◆ WHAT THE TASK ASKS ◆
Below are the entries; return every line among them that holds the word "with".

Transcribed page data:
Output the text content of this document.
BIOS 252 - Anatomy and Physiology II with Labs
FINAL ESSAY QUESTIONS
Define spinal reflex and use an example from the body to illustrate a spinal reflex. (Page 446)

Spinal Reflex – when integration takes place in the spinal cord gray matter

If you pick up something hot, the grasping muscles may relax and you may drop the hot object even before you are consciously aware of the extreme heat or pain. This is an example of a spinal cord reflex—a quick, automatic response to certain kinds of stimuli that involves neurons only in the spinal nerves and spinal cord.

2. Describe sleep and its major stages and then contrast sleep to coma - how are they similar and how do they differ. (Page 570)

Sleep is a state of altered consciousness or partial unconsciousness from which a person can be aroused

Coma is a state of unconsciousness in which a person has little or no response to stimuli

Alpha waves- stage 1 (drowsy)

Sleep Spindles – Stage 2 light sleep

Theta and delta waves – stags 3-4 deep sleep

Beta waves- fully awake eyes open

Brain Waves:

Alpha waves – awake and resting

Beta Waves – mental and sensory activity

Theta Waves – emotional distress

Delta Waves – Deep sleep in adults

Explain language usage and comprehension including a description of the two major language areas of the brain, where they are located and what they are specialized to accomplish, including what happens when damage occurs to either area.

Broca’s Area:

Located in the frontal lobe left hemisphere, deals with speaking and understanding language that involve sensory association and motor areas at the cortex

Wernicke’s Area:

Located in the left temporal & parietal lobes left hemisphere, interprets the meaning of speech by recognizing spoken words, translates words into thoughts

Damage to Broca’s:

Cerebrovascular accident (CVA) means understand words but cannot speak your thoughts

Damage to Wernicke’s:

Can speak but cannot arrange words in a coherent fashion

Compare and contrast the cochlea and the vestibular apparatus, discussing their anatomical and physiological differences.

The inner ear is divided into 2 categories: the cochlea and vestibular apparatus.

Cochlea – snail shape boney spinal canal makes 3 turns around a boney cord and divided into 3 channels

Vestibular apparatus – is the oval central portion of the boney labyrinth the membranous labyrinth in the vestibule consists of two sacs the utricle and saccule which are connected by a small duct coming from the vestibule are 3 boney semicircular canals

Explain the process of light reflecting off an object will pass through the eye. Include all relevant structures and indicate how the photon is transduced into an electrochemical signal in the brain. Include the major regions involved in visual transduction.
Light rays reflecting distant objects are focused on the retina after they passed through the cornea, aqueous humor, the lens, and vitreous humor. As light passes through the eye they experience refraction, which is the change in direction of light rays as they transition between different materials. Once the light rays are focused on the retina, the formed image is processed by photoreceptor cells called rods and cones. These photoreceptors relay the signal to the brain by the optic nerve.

◆ RESPONSE FOR THIS EXERCISE ◆
BIOS 252 - Anatomy and Physiology II with Labs
Located in the frontal lobe left hemisphere, deals with speaking and understanding language that involve sensory association and motor areas at the cortex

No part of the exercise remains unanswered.